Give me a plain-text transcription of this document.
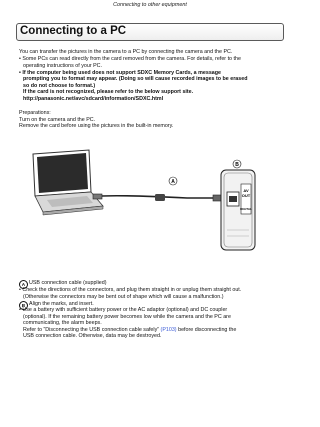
Connecting to other equipment
Connecting to a PC
You can transfer the pictures in the camera to a PC by connecting the camera and the PC.
• Some PCs can read directly from the card removed from the camera. For details, refer to the
operating instructions of your PC.
• If the computer being used does not support SDXC Memory Cards, a message
prompting you to format may appear. (Doing so will cause recorded images to be erased
so do not choose to format.)
If the card is not recognized, please refer to the below support site.
http://panasonic.net/avc/sdcard/information/SDXC.html
Preparations:
Turn on the camera and the PC.
Remove the card before using the pictures in the built-in memory.
AV
OUT
DIGITAL
A
B
A USB connection cable (supplied)
• Check the directions of the connectors, and plug them straight in or unplug them straight out.
(Otherwise the connectors may be bent out of shape which will cause a malfunction.)
B Align the marks, and insert.
• Use a battery with sufficient battery power or the AC adaptor (optional) and DC coupler
(optional). If the remaining battery power becomes low while the camera and the PC are
communicating, the alarm beeps.
Refer to “Disconnecting the USB connection cable safely” (P103) before disconnecting the
USB connection cable. Otherwise, data may be destroyed.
────
Goal of the exercise: Scan the records above for the string "SDXC", then select every line that holds it.

Task result:
• If the computer being used does not support SDXC Memory Cards, a message
http://panasonic.net/avc/sdcard/information/SDXC.html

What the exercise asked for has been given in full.